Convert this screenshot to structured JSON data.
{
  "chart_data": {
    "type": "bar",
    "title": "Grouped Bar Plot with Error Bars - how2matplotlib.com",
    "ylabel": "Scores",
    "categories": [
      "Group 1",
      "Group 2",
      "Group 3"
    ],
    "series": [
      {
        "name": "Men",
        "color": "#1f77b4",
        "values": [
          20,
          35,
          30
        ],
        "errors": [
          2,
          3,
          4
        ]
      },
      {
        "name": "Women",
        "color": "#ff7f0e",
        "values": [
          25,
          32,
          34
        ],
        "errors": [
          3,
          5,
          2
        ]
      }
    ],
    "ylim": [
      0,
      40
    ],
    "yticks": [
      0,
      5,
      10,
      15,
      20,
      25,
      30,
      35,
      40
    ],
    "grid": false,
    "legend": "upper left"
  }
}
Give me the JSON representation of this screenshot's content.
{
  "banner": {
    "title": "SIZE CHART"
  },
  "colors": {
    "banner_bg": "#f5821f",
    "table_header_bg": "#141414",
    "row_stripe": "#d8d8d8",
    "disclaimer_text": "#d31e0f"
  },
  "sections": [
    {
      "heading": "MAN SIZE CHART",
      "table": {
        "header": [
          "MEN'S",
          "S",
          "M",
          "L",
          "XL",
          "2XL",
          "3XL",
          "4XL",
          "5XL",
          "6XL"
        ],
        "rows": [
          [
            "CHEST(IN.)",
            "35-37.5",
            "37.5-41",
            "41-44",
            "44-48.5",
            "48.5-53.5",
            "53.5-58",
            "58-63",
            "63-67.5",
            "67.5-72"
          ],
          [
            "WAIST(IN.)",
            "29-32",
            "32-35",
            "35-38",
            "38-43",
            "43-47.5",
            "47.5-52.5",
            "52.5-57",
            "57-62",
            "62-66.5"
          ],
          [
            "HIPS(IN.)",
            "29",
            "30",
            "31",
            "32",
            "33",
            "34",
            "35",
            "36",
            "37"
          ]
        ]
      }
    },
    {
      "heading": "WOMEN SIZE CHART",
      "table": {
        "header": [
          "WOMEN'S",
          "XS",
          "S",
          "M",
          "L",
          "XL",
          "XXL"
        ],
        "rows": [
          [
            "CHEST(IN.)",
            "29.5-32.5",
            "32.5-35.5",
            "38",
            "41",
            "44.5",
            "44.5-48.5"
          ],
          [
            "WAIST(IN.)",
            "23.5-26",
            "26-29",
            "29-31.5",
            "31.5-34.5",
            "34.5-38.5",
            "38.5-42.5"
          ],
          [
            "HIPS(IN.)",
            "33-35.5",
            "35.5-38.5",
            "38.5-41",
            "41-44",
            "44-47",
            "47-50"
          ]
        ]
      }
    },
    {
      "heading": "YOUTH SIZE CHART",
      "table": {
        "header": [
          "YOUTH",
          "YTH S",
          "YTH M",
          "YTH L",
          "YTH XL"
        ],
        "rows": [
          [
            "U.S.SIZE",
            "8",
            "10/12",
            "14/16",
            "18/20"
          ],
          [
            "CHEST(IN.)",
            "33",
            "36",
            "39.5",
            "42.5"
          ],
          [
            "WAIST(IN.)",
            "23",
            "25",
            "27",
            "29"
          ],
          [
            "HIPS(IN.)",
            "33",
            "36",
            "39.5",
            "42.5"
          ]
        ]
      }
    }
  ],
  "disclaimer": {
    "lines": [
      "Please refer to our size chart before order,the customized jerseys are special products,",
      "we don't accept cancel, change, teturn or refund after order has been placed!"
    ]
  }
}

_What is needed_
Reproduce each line of the material above precisely.

_Solution to this task_
Convert this screenshot to structured JSON data.
{
  "chart_data": {
    "type": "bar",
    "title": "Grouped Bar Plot with Error Bars - how2matplotlib.com",
    "ylabel": "Scores",
    "categories": [
      "Group 1",
      "Group 2",
      "Group 3"
    ],
    "series": [
      {
        "name": "Men",
        "color": "#1f77b4",
        "values": [
          20,
          35,
          30
        ],
        "errors": [
          2,
          3,
          4
        ]
      },
      {
        "name": "Women",
        "color": "#ff7f0e",
        "values": [
          25,
          32,
          34
        ],
        "errors": [
          3,
          5,
          2
        ]
      }
    ],
    "ylim": [
      0,
      40
    ],
    "yticks": [
      0,
      5,
      10,
      15,
      20,
      25,
      30,
      35,
      40
    ],
    "grid": false,
    "legend": "upper left"
  }
}
Give me the JSON representation of this screenshot's content.
{
  "banner": {
    "title": "SIZE CHART"
  },
  "colors": {
    "banner_bg": "#f5821f",
    "table_header_bg": "#141414",
    "row_stripe": "#d8d8d8",
    "disclaimer_text": "#d31e0f"
  },
  "sections": [
    {
      "heading": "MAN SIZE CHART",
      "table": {
        "header": [
          "MEN'S",
          "S",
          "M",
          "L",
          "XL",
          "2XL",
          "3XL",
          "4XL",
          "5XL",
          "6XL"
        ],
        "rows": [
          [
            "CHEST(IN.)",
            "35-37.5",
            "37.5-41",
            "41-44",
            "44-48.5",
            "48.5-53.5",
            "53.5-58",
            "58-63",
            "63-67.5",
            "67.5-72"
          ],
          [
            "WAIST(IN.)",
            "29-32",
            "32-35",
            "35-38",
            "38-43",
            "43-47.5",
            "47.5-52.5",
            "52.5-57",
            "57-62",
            "62-66.5"
          ],
          [
            "HIPS(IN.)",
            "29",
            "30",
            "31",
            "32",
            "33",
            "34",
            "35",
            "36",
            "37"
          ]
        ]
      }
    },
    {
      "heading": "WOMEN SIZE CHART",
      "table": {
        "header": [
          "WOMEN'S",
          "XS",
          "S",
          "M",
          "L",
          "XL",
          "XXL"
        ],
        "rows": [
          [
            "CHEST(IN.)",
            "29.5-32.5",
            "32.5-35.5",
            "38",
            "41",
            "44.5",
            "44.5-48.5"
          ],
          [
            "WAIST(IN.)",
            "23.5-26",
            "26-29",
            "29-31.5",
            "31.5-34.5",
            "34.5-38.5",
            "38.5-42.5"
          ],
          [
            "HIPS(IN.)",
            "33-35.5",
            "35.5-38.5",
            "38.5-41",
            "41-44",
            "44-47",
            "47-50"
          ]
        ]
      }
    },
    {
      "heading": "YOUTH SIZE CHART",
      "table": {
        "header": [
          "YOUTH",
          "YTH S",
          "YTH M",
          "YTH L",
          "YTH XL"
        ],
        "rows": [
          [
            "U.S.SIZE",
            "8",
            "10/12",
            "14/16",
            "18/20"
          ],
          [
            "CHEST(IN.)",
            "33",
            "36",
            "39.5",
            "42.5"
          ],
          [
            "WAIST(IN.)",
            "23",
            "25",
            "27",
            "29"
          ],
          [
            "HIPS(IN.)",
            "33",
            "36",
            "39.5",
            "42.5"
          ]
        ]
      }
    }
  ],
  "disclaimer": {
    "lines": [
      "Please refer to our size chart before order,the customized jerseys are special products,",
      "we don't accept cancel, change, teturn or refund after order has been placed!"
    ]
  }
}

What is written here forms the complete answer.